» **Exercise aim**
Return every line of the records below unchanged, but leave the picture lines out of your answer.

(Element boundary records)
==*==

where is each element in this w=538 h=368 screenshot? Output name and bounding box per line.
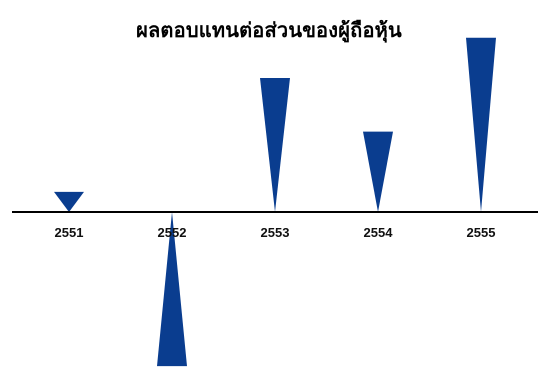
x-tick-label: 2552 xyxy=(158,225,187,240)
x-tick-label: 2554 xyxy=(364,225,394,240)
x-tick-labels: 2551 2552 2553 2554 2555 xyxy=(55,225,496,240)
bar-series xyxy=(54,37,496,367)
x-tick-label: 2553 xyxy=(261,225,290,240)
bar-2555 xyxy=(466,37,496,212)
x-tick-label: 2555 xyxy=(467,225,496,240)
x-tick-label: 2551 xyxy=(55,225,84,240)
bar-2551 xyxy=(54,191,84,212)
bar-2554 xyxy=(363,131,393,212)
chart-title: ผลตอบแทนต่อส่วนของผู้ถือหุ้น xyxy=(136,20,402,42)
bar-2552 xyxy=(157,212,187,367)
bar-2553 xyxy=(260,78,290,212)
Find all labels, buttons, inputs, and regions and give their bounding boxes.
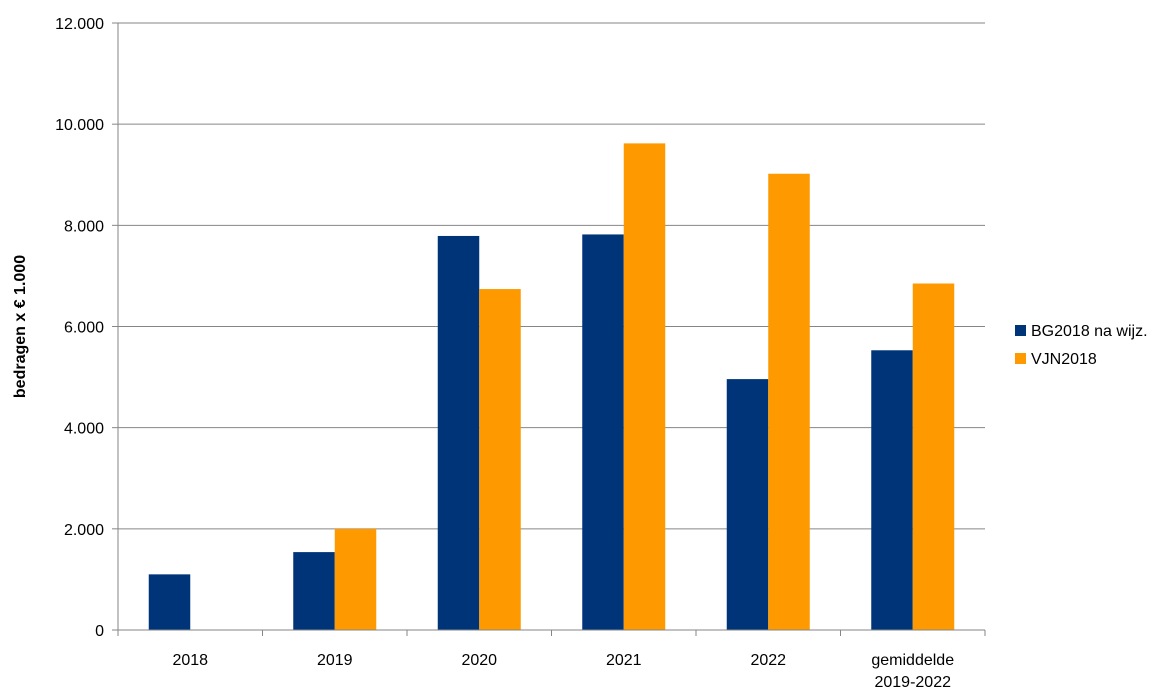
y-tick-labels: 0 2.000 4.000 6.000 8.000 10.000 12.000 — [55, 16, 118, 640]
bar-series2 — [768, 173, 810, 630]
bar-series1 — [148, 574, 191, 630]
y-tick-label: 12.000 — [55, 16, 104, 33]
legend-label: BG2018 na wijz. — [1031, 323, 1148, 340]
bar-series1 — [293, 552, 335, 630]
bar-series2 — [334, 528, 377, 630]
x-tick-label: gemiddelde 2019-2022 — [871, 652, 954, 691]
bar-series1 — [582, 234, 624, 630]
x-tick-label: 2020 — [461, 652, 497, 669]
bar-series1 — [871, 350, 913, 630]
y-tick-label: 0 — [95, 623, 104, 640]
x-tick-label: 2019 — [317, 652, 353, 669]
bar-series2 — [912, 283, 955, 630]
x-tick-label: 2021 — [606, 652, 642, 669]
bar-series2 — [479, 289, 521, 630]
bar-series1 — [437, 235, 480, 631]
legend-label: VJN2018 — [1031, 351, 1097, 368]
y-tick-label: 4.000 — [64, 421, 104, 438]
y-tick-label: 6.000 — [64, 320, 104, 337]
x-tick-labels: 2018 2019 2020 2021 2022 gemiddelde 2019-2022 — [117, 630, 986, 691]
y-tick-label: 8.000 — [64, 218, 104, 235]
x-tick-label: 2022 — [750, 652, 786, 669]
gridlines — [118, 22, 985, 530]
legend-swatch — [1015, 325, 1026, 336]
x-tick-label: 2018 — [172, 652, 208, 669]
bar-series2 — [623, 143, 666, 630]
y-tick-label: 10.000 — [55, 117, 104, 134]
bars — [148, 143, 955, 631]
legend-swatch — [1015, 353, 1026, 364]
bar-series1 — [726, 379, 769, 630]
y-axis-label: bedragen x € 1.000 — [12, 255, 29, 398]
legend: BG2018 na wijz. VJN2018 — [1015, 323, 1148, 368]
y-tick-label: 2.000 — [64, 522, 104, 539]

==*==

» **Correct response**
where is each element in this w=538 h=368 screenshot? Output name and bounding box per line.
x-tick-label: 2552 xyxy=(158,225,187,240)
x-tick-label: 2554 xyxy=(364,225,394,240)
x-tick-labels: 2551 2552 2553 2554 2555 xyxy=(55,225,496,240)
bar-series xyxy=(54,37,496,367)
x-tick-label: 2553 xyxy=(261,225,290,240)
bar-2555 xyxy=(466,37,496,212)
x-tick-label: 2555 xyxy=(467,225,496,240)
x-tick-label: 2551 xyxy=(55,225,84,240)
bar-2551 xyxy=(54,191,84,212)
bar-2554 xyxy=(363,131,393,212)
chart-title: ผลตอบแทนต่อส่วนของผู้ถือหุ้น xyxy=(136,20,402,42)
bar-2552 xyxy=(157,212,187,367)
bar-2553 xyxy=(260,78,290,212)
Find all labels, buttons, inputs, and regions and give their bounding boxes.
y-tick-labels: 0 2.000 4.000 6.000 8.000 10.000 12.000 — [55, 16, 118, 640]
bar-series2 — [768, 173, 810, 630]
bar-series1 — [148, 574, 191, 630]
y-tick-label: 12.000 — [55, 16, 104, 33]
legend-label: BG2018 na wijz. — [1031, 323, 1148, 340]
bar-series1 — [293, 552, 335, 630]
bar-series2 — [334, 528, 377, 630]
x-tick-label: gemiddelde 2019-2022 — [871, 652, 954, 691]
bar-series1 — [582, 234, 624, 630]
x-tick-label: 2020 — [461, 652, 497, 669]
bar-series1 — [871, 350, 913, 630]
y-tick-label: 0 — [95, 623, 104, 640]
x-tick-label: 2019 — [317, 652, 353, 669]
bar-series2 — [912, 283, 955, 630]
x-tick-label: 2021 — [606, 652, 642, 669]
bar-series2 — [479, 289, 521, 630]
bar-series1 — [437, 235, 480, 631]
legend-label: VJN2018 — [1031, 351, 1097, 368]
y-tick-label: 4.000 — [64, 421, 104, 438]
y-tick-label: 6.000 — [64, 320, 104, 337]
x-tick-labels: 2018 2019 2020 2021 2022 gemiddelde 2019-2022 — [117, 630, 986, 691]
y-tick-label: 8.000 — [64, 218, 104, 235]
x-tick-label: 2022 — [750, 652, 786, 669]
gridlines — [118, 22, 985, 530]
legend-swatch — [1015, 325, 1026, 336]
x-tick-label: 2018 — [172, 652, 208, 669]
bar-series2 — [623, 143, 666, 630]
y-tick-label: 10.000 — [55, 117, 104, 134]
bars — [148, 143, 955, 631]
legend-swatch — [1015, 353, 1026, 364]
bar-series1 — [726, 379, 769, 630]
y-axis-label: bedragen x € 1.000 — [12, 255, 29, 398]
legend: BG2018 na wijz. VJN2018 — [1015, 323, 1148, 368]
y-tick-label: 2.000 — [64, 522, 104, 539]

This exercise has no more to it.